Records to use:

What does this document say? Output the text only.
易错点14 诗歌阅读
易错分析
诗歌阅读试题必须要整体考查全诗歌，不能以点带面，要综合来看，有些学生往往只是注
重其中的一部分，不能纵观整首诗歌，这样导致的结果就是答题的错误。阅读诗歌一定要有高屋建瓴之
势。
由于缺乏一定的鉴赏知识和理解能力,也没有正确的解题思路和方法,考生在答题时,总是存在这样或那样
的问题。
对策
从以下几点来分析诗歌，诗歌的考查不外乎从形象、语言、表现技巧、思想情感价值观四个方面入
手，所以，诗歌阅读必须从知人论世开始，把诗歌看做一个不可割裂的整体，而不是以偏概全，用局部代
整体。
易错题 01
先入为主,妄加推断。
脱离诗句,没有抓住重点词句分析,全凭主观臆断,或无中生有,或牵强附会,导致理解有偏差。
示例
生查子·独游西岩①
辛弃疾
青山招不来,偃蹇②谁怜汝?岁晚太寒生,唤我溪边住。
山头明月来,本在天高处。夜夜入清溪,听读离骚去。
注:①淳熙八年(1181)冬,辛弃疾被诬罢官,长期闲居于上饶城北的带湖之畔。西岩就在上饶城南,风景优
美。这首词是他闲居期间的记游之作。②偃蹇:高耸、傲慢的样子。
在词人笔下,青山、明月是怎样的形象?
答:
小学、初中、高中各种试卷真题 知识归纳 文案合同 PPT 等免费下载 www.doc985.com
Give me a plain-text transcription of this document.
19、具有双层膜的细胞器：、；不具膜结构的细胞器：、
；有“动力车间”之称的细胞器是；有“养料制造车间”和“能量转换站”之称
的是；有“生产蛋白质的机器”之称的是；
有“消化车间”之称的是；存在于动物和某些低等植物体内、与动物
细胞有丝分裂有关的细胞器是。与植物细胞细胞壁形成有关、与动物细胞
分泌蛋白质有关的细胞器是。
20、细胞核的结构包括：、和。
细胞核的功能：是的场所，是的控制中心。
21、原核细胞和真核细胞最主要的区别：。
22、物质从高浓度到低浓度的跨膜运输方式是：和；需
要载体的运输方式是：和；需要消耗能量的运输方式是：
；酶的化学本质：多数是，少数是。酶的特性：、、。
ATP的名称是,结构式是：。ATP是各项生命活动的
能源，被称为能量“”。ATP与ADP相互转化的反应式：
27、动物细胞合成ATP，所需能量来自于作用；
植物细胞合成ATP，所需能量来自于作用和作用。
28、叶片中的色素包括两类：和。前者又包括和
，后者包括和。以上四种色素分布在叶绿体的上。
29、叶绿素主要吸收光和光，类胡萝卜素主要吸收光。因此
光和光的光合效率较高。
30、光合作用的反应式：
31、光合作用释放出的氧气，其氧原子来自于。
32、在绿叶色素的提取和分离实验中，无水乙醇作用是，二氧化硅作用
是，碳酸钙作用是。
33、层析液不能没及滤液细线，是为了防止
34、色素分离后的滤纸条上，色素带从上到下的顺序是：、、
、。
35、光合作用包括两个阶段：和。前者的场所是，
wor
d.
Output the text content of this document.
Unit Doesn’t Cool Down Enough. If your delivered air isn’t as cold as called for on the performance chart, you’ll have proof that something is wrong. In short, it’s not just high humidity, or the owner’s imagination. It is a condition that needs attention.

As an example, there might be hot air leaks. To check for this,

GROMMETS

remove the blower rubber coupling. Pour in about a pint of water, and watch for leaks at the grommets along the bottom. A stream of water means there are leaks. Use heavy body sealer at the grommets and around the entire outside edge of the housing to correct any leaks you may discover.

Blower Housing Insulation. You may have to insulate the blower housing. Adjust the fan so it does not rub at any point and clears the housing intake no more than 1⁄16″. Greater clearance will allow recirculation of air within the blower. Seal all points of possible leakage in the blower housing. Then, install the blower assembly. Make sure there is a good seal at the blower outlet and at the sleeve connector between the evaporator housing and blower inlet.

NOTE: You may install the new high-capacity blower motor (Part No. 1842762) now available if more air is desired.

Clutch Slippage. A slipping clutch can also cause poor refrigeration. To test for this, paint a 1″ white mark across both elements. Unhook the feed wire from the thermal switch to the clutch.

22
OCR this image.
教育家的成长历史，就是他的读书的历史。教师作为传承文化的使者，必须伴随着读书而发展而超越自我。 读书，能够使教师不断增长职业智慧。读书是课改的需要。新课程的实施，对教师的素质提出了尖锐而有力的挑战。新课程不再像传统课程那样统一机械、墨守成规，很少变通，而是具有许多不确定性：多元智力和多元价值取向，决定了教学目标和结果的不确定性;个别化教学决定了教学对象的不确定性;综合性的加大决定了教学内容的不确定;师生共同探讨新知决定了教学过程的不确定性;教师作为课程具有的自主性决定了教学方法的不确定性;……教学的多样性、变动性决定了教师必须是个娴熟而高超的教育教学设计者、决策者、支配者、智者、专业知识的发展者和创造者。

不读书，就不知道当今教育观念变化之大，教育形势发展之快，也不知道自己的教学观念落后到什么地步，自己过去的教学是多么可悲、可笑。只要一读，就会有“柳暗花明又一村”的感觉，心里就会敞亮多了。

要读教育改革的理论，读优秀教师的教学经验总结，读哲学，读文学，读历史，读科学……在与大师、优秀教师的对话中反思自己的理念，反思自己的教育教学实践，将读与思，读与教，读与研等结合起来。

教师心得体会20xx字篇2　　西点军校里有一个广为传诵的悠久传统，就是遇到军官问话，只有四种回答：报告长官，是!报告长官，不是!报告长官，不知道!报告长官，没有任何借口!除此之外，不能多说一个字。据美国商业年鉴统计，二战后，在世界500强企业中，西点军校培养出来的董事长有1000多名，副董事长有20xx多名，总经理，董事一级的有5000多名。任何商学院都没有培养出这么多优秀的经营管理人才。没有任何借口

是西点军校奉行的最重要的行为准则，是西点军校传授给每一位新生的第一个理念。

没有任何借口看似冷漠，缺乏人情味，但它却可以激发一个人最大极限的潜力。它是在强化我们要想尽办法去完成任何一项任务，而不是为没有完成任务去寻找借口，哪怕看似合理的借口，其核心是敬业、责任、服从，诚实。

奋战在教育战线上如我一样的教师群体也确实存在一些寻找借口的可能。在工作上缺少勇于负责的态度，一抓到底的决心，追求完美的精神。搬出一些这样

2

Aim:
In the entries above, identify each line that includes the string "there", then copy it.

Exercise output:
As an example, there might be hot air leaks. To check for this,
remove the blower rubber coupling. Pour in about a pint of water, and watch for leaks at the grommets along the bottom. A stream of water means there are leaks. Use heavy body sealer at the grommets and around the entire outside edge of the housing to correct any leaks you may discover.
Blower Housing Insulation. You may have to insulate the blower housing. Adjust the fan so it does not rub at any point and clears the housing intake no more than 1⁄16″. Greater clearance will allow recirculation of air within the blower. Seal all points of possible leakage in the blower housing. Then, install the blower assembly. Make sure there is a good seal at the blower outlet and at the sleeve connector between the evaporator housing and blower inlet.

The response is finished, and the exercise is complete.